Complete the following
(a) From the MacroInsight note on 2Q20 GDP, extract the stretch from "MacroInsight  /   Click" through "social restriction measure." word for word.
(b) Write the next part of the MacroInsight note on the 2Q20 GDP contraction, picking up where it ends.

─── Supplied text

MacroInsight: 2Q20 GDP - An Expected Contraction; a Long and Gradual Path of Recovery
Thursday, August 06, 2020       10:29 WIB

 MacroInsight  /   Click here for full PDF version     
Author(s): Luthfi Ridho, Desty Fauziah
  • 2Q20 GDP contracted by 5.32% yoy. This was due to drop in domestic demand during the large-scale social restriction measure.
  • Transportation and hotel dropped by 31% and 22% yoy. Infocomm and agriculture seems more resilient (+10.9% & +2.2% yoy).
  • We see economic activity to improve in 2H20 from PSBB relaxation and pick-up in government spending. We expect 0.2% growth in FY20F.

The impact of large-scale social restriction ( PSBB )

──────
─── Data under study

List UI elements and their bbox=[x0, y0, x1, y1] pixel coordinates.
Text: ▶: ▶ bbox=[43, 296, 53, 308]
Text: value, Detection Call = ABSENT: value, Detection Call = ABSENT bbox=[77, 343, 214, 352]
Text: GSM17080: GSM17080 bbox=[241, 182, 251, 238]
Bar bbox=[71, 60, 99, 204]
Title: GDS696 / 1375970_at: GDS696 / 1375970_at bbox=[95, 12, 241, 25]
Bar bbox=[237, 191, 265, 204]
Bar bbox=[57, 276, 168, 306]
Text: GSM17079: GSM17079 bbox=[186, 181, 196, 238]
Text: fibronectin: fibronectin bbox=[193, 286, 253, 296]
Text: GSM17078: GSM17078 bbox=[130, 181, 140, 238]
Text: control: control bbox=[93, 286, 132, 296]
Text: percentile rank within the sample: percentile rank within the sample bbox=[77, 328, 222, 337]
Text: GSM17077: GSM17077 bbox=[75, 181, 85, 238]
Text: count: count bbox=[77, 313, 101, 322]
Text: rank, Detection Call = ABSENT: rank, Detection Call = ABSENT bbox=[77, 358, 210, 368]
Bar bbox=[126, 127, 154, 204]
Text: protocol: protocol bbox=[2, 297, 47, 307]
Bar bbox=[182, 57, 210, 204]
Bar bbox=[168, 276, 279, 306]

──────

Task-by-task results
(a)
MacroInsight  /   Click here for full PDF version     
Author(s): Luthfi Ridho, Desty Fauziah
  • 2Q20 GDP contracted by 5.32% yoy. This was due to drop in domestic demand during the large-scale social restriction measure.

(b)
GDP growth contracted by 5.32% yoy in 2Q20 from +2.97% yoy in 1Q20. Slower growth in 2Q20 was due to contraction in consumption and investment by 5.73% and 8.61% yoy from +2.75% and +1.7% yoy in 1Q20. The contraction was largely due to large scale social restriction policy ( PSBB ) which significantly slowed down the overall economic activity. This was broadly in-line with our / consensus ( see our report here ) expectation of - 4.6% / -4.72% yoy. Separately, net-export recorded a positive growth due to higher contraction in imports at -17.0% yoy vis-a-vis exports at -11.7% yoy.
Transport and accommodation slumped, infocomm and agri were resilient
In terms of sector, transportation and hotel led the contraction by 30.8% and 22.0% yoy from +1.3% and +2.0% yoy respectively in 1Q20. This was broadly aligned with the decline in tourist arrival and hotel occupancy rate by - 60% yoy and -32.6% yoy in 2Q20. On the contrary, infocomm and agriculture recorded a higher growth by 10.9% and 2.2% yoy from +9.8% and +0.1% yoy in 1Q20. The increase in infocomm was due to the increase in internet data usage during the PSBB . Survey from the BPS suggested that around 40% of total household in Indonesia spent more (by 25- 50%) on the internet usage.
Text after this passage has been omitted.